==== RECORDED DATA

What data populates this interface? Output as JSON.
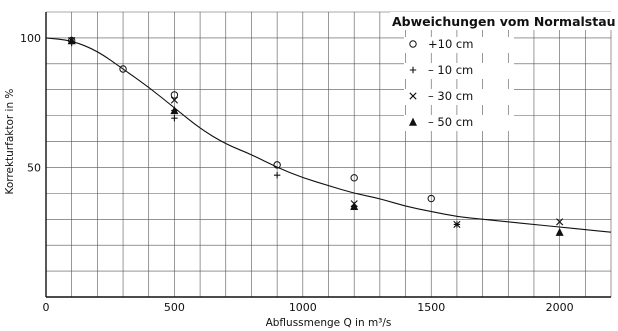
{
  "chart_data": {
    "type": "scatter",
    "xlabel": "Abflussmenge Q in m³/s",
    "ylabel": "Korrekturfaktor in %",
    "xlim": [
      0,
      2200
    ],
    "ylim": [
      0,
      110
    ],
    "x_ticks": [
      0,
      500,
      1000,
      1500,
      2000
    ],
    "y_ticks": [
      50,
      100
    ],
    "grid": true,
    "legend": {
      "title": "Abweichungen vom Normalstau",
      "placement": "top-right",
      "items": [
        {
          "label": "+10 cm",
          "marker": "circle"
        },
        {
          "label": "– 10 cm",
          "marker": "plus"
        },
        {
          "label": "– 30 cm",
          "marker": "x"
        },
        {
          "label": "– 50 cm",
          "marker": "triangle"
        }
      ]
    },
    "series": [
      {
        "marker": "circle",
        "x": [
          100,
          300,
          500,
          900,
          1200,
          1500
        ],
        "y": [
          99,
          88,
          78,
          51,
          46,
          38
        ]
      },
      {
        "marker": "plus",
        "x": [
          100,
          500,
          500,
          900,
          1200,
          1600
        ],
        "y": [
          98,
          72,
          69,
          47,
          35,
          28
        ]
      },
      {
        "marker": "x",
        "x": [
          100,
          500,
          1200,
          1600,
          2000
        ],
        "y": [
          99,
          76,
          36,
          28,
          29
        ]
      },
      {
        "marker": "triangle",
        "x": [
          100,
          500,
          1200,
          2000
        ],
        "y": [
          99,
          72,
          35,
          25
        ]
      }
    ],
    "fit_curve": {
      "x": [
        0,
        100,
        200,
        300,
        400,
        500,
        600,
        700,
        800,
        900,
        1000,
        1100,
        1200,
        1300,
        1400,
        1500,
        1600,
        1700,
        1800,
        1900,
        2000,
        2100,
        2200
      ],
      "y": [
        100,
        99,
        95,
        88,
        81,
        73,
        65,
        59,
        55,
        50,
        46,
        43,
        40,
        38,
        35,
        33,
        31,
        30,
        29,
        28,
        27,
        26,
        25
      ]
    }
  }
}
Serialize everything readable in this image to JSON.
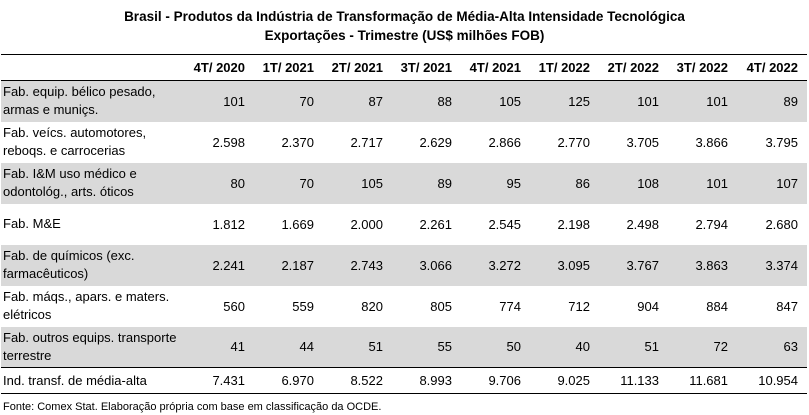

========

→ **WORK TO DO**:
Each entry shown above must be quoted exactly, with its pictures left out.

→ **EXERCISE SOLUTION**:
What data populates this interface? Output as JSON.
{
  "chart_data": {
    "type": "scatter",
    "xlabel": "Abflussmenge Q in m³/s",
    "ylabel": "Korrekturfaktor in %",
    "xlim": [
      0,
      2200
    ],
    "ylim": [
      0,
      110
    ],
    "x_ticks": [
      0,
      500,
      1000,
      1500,
      2000
    ],
    "y_ticks": [
      50,
      100
    ],
    "grid": true,
    "legend": {
      "title": "Abweichungen vom Normalstau",
      "placement": "top-right",
      "items": [
        {
          "label": "+10 cm",
          "marker": "circle"
        },
        {
          "label": "– 10 cm",
          "marker": "plus"
        },
        {
          "label": "– 30 cm",
          "marker": "x"
        },
        {
          "label": "– 50 cm",
          "marker": "triangle"
        }
      ]
    },
    "series": [
      {
        "marker": "circle",
        "x": [
          100,
          300,
          500,
          900,
          1200,
          1500
        ],
        "y": [
          99,
          88,
          78,
          51,
          46,
          38
        ]
      },
      {
        "marker": "plus",
        "x": [
          100,
          500,
          500,
          900,
          1200,
          1600
        ],
        "y": [
          98,
          72,
          69,
          47,
          35,
          28
        ]
      },
      {
        "marker": "x",
        "x": [
          100,
          500,
          1200,
          1600,
          2000
        ],
        "y": [
          99,
          76,
          36,
          28,
          29
        ]
      },
      {
        "marker": "triangle",
        "x": [
          100,
          500,
          1200,
          2000
        ],
        "y": [
          99,
          72,
          35,
          25
        ]
      }
    ],
    "fit_curve": {
      "x": [
        0,
        100,
        200,
        300,
        400,
        500,
        600,
        700,
        800,
        900,
        1000,
        1100,
        1200,
        1300,
        1400,
        1500,
        1600,
        1700,
        1800,
        1900,
        2000,
        2100,
        2200
      ],
      "y": [
        100,
        99,
        95,
        88,
        81,
        73,
        65,
        59,
        55,
        50,
        46,
        43,
        40,
        38,
        35,
        33,
        31,
        30,
        29,
        28,
        27,
        26,
        25
      ]
    }
  }
}
Serialize everything readable in this image to JSON.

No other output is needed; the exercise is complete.